*** EXTRACT PROVIDED ***

Simplify Azure Automation Dependencies with Runtime Environments

Versioning of runtime and packages in Azure Automation has been a pain for a long time. All of your scripts in the same automation account will use the same version of PowerShell and have access to the same versions of any packages you install. If you update some package versions for one script, you risk breaking things for other scripts. If you want to use specific packages that can’t be used alongside other packages (such as AzureRM vs Az modules), then you can’t be sure you aren’t breaking other scripts that might rely on the other packages.

Runtime Environments is a new preview feature that aims to resolve this problem. With this feature, when you run an automation job, you are selecting two things:

  • The script you want to run
  • The runtime environment you want to use

You can create multiple runtime environments, each with different versions of PowerShell or Python and with different packages/modules and versions of these packages. You can run one script in one runtime and another in a different one and make changes to the runtime environment without impacting any others.

Getting Started

As this is a preview feature, you need to enable it. If you go to your automation account in the portal, you should see a “Try Runtime Environment Experience” button.

Try Runtime Experience

Once you select this, it will update the UI, and you should now see an option for “Runtime Environments”.

runtime environments

Once you select this, you will see that several runtime environments have already been created. You can use these system-managed environments to run jobs, but you cannot make changes to them.

System Environments

To create your own runtime environment, click the “create” button at the top. You first need to select the language (PowerShell or Python) and the version. You also need to give the environment a name.

Environment Settings

Next, you select any packages you want to install in the environment. By default, it comes with the Az Modules and the Azure CLI.

Modules

If you click “Add From Gallery”, you can add any packages from the PowerShell gallery.

PS Gallery

You can also upload your own packages directly with a zip file. Once you have selected all the required packages, click next and create. When you create a runbook, you now have a new option to choose the runtime environment.

select environment

For existing runbooks, you can select or change the runtime environment by ticking the box for that script in the runbooks page and then clicking the “Update Runtime Environment” box.

*** End of EXTRACT PROVIDED ***

> TASKS TO PERFORM:
**A.** Summarize the article on Azure Automation runtime environments in two sentences.
**B.** Return the passage of the article on Azure Automation runtime environments from "As this is a" to "environment a name.", copied word for word.

*** DATA FOR ANALYSIS ***

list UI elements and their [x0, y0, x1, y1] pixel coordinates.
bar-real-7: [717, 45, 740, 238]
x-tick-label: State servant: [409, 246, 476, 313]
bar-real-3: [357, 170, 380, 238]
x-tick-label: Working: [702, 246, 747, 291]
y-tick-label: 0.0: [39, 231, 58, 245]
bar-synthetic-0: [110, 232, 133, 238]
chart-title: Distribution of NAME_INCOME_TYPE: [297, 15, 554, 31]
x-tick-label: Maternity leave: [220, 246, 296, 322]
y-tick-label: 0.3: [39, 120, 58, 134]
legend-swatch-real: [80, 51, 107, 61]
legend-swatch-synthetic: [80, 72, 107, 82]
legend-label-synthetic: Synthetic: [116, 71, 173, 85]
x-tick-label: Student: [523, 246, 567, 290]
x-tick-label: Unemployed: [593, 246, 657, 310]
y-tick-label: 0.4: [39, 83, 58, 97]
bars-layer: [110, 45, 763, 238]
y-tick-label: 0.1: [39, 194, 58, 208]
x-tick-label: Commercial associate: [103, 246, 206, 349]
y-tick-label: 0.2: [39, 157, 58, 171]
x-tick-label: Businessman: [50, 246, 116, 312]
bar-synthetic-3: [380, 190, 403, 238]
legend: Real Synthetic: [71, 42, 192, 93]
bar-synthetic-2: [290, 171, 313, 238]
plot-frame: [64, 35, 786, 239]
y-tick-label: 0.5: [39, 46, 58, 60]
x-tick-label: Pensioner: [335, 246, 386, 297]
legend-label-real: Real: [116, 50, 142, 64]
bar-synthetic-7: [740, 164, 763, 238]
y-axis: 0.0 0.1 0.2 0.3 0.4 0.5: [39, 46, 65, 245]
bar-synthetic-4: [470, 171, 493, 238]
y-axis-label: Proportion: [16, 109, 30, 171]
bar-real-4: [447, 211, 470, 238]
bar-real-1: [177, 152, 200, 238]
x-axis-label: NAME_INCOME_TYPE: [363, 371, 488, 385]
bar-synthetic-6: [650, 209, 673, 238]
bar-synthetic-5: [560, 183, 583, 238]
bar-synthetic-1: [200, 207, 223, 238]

*** End of DATA FOR ANALYSIS ***

> ANSWERS TO THIS EXERCISE:
**A.** In Azure Automation, every script in an automation account uses the same PowerShell version and the same package versions, so updating packages for one script risks breaking others. Runtime Environments, a new preview feature, lets you create multiple environments with different PowerShell or Python versions and packages, pick one for each runbook, and change an environment without impacting any others.

**B.**
As this is a preview feature, you need to enable it. If you go to your automation account in the portal, you should see a “Try Runtime Environment Experience” button.

Try Runtime Experience

Once you select this, it will update the UI, and you should now see an option for “Runtime Environments”.

runtime environments

Once you select this, you will see that several runtime environments have already been created. You can use these system-managed environments to run jobs, but you cannot make changes to them.

System Environments

To create your own runtime environment, click the “create” button at the top. You first need to select the language (PowerShell or Python) and the version. You also need to give the environment a name.